▶ **Selected excerpt**
§ §

The US on September 14 threw Ukraine war sanctions at more than 150 businesses and individuals across Russia, Turkey, the United Arab Emirates, Georgia and Finland. The move aims to stamp out evasions of trade restrictions that enable the Kremlin to access technology, money and financial channels that crucially boost its war effort.
The sanctions package was billed as one of the biggest yet introduced by the US State and Treasury departments. There was a notable targeting of Nato member Turkey. Sanctions were imposed on five Turkish companies and a Turkish national. American sanctions enforcement officials are clearly less than impressed with Turkey’s response so far to Washington’s appeals for compliance with measures aimed at disabling parts of the Kremlin’s war machine.
The Associated Press reported that the package was partly aimed at hobbling the development of Russia’s energy sector and future sources of cash. It includes steps that could impact on Moscow’s Arctic natural gas projects, including Artic LNG 2, as well as on mining and factories producing and repairing Russian weapons.

§ §

▶ **Written problem 1**
Copy verbatim the lines of the records from the one containing "- x-axis-label: ONE-THIRD" through the one containing "- marker-triangle: [976, 413, 990, 426]", including both of those lines.

§ §

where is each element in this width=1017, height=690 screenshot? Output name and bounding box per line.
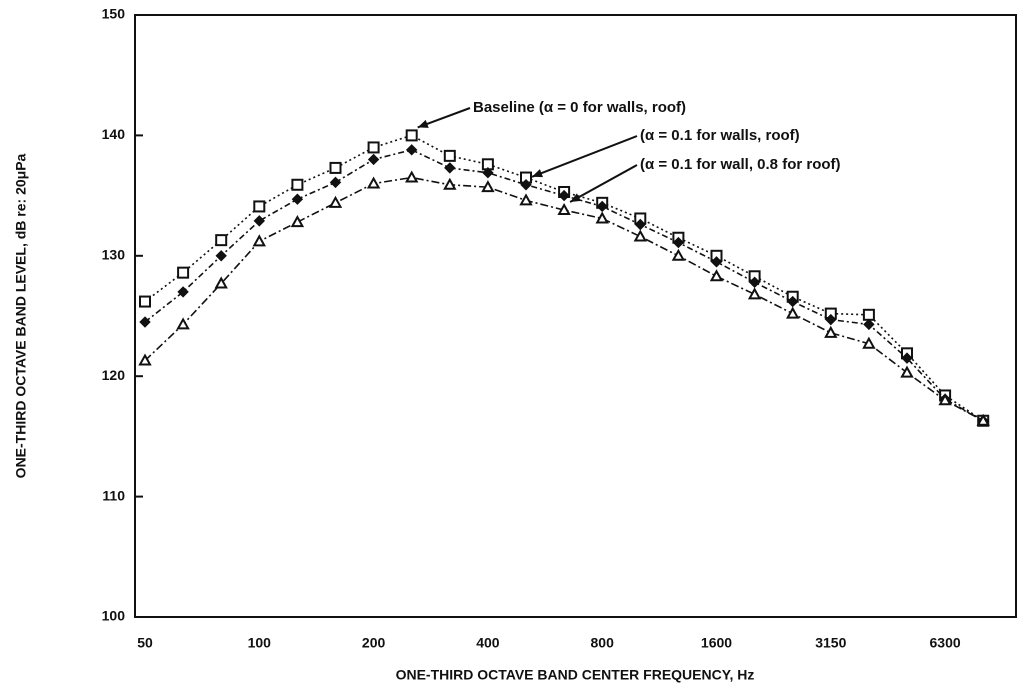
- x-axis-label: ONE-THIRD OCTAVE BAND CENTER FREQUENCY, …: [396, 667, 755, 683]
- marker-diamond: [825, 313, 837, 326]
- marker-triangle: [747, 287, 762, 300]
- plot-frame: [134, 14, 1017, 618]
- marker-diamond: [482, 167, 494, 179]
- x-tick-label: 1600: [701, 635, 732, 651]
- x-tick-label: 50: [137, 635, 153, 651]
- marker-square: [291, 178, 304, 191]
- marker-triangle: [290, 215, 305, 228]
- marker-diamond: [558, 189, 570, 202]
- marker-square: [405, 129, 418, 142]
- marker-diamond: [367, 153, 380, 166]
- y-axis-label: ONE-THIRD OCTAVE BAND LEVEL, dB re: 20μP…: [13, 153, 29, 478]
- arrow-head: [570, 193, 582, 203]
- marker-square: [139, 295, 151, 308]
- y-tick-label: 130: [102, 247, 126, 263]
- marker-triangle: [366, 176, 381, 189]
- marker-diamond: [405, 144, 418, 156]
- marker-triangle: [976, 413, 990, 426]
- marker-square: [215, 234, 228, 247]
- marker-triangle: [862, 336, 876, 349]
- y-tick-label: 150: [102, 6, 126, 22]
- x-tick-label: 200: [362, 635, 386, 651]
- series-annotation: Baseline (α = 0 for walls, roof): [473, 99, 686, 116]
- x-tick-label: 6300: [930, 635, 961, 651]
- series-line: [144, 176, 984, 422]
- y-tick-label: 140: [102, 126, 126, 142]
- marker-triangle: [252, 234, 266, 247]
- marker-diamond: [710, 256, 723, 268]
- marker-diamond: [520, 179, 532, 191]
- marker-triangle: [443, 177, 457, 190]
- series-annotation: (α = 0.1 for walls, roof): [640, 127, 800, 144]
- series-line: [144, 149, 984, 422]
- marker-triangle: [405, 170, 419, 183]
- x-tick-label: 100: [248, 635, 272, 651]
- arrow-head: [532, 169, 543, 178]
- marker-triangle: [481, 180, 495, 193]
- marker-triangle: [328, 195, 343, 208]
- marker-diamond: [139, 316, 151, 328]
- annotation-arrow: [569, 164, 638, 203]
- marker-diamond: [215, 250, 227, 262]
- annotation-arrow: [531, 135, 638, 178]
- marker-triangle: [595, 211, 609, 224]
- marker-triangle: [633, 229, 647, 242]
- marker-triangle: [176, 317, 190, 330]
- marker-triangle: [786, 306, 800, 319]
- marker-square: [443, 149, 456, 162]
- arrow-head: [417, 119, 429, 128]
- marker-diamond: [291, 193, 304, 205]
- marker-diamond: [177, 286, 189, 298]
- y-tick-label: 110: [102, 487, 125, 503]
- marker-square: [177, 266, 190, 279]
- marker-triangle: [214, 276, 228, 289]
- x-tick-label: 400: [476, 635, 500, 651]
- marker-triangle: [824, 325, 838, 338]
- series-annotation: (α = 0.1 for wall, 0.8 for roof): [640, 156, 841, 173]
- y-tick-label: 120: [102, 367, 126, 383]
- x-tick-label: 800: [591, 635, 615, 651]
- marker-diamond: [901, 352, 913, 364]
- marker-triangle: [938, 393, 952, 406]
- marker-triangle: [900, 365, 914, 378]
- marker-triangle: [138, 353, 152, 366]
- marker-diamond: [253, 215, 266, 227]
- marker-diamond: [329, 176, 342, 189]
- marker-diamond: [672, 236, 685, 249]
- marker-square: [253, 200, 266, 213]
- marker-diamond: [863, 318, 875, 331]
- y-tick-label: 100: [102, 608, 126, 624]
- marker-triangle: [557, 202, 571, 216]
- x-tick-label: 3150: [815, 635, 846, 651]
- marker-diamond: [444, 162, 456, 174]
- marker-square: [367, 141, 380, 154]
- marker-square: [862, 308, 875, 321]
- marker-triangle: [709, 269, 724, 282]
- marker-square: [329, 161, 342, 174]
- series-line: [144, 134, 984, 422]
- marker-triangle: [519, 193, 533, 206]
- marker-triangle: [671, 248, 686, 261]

§ §

▶ **Written problem 2**
Write the next part of the passage on the US sanctions package, beginning after its final sentence.

▶ **Exercise output 1**
- x-axis-label: ONE-THIRD OCTAVE BAND CENTER FREQUENCY, …: [396, 667, 755, 683]
- marker-diamond: [825, 313, 837, 326]
- marker-triangle: [747, 287, 762, 300]
- plot-frame: [134, 14, 1017, 618]
- marker-diamond: [482, 167, 494, 179]
- x-tick-label: 1600: [701, 635, 732, 651]
- x-tick-label: 50: [137, 635, 153, 651]
- marker-square: [291, 178, 304, 191]
- marker-triangle: [290, 215, 305, 228]
- marker-diamond: [558, 189, 570, 202]
- marker-square: [405, 129, 418, 142]
- marker-diamond: [367, 153, 380, 166]
- y-axis-label: ONE-THIRD OCTAVE BAND LEVEL, dB re: 20μP…: [13, 153, 29, 478]
- arrow-head: [570, 193, 582, 203]
- marker-square: [139, 295, 151, 308]
- y-tick-label: 130: [102, 247, 126, 263]
- marker-triangle: [366, 176, 381, 189]
- marker-diamond: [405, 144, 418, 156]
- marker-triangle: [976, 413, 990, 426]

▶ **Exercise output 2**
“The purpose of the action is to restrict Russia’s defence production capacity and to reduce the liquidity it has to pay for its war,” James O’Brien, head of the State Department’s Office of Sanctions Coordination, told the news agency.
Nevertheless, analysts will remain sceptical that the US can achieve such objectives. Many informed observers have concluded that Russia still has significant financial reserves available and that it’s all too possible for Russia to import technologies it requires in tiny batches to ensure defence production.
“Russia could probably fill a large suitcase with enough electronic components to last for cruise missile production for a year,” Richard Connolly, a specialist on Russia’s defence sector and economy at the risk analysis firm Oxford Analytica, told the AP. Russia also gets a lot of electronic components from Belarus, “so even if we whack all the moles, Belarus will still provide the equipment for as long as [President Alexander] Lukashenko is in power,” Connolly added.
“It [Russia] will have enough money under any kind of reasonable scenario,” Chris Weafer, CEO and Russian economy analyst at the consulting firm Macro-Advisory, said in a recent online discussion held by bne IntelliNews, looking at Vladimir Putin’s potential for funding the war.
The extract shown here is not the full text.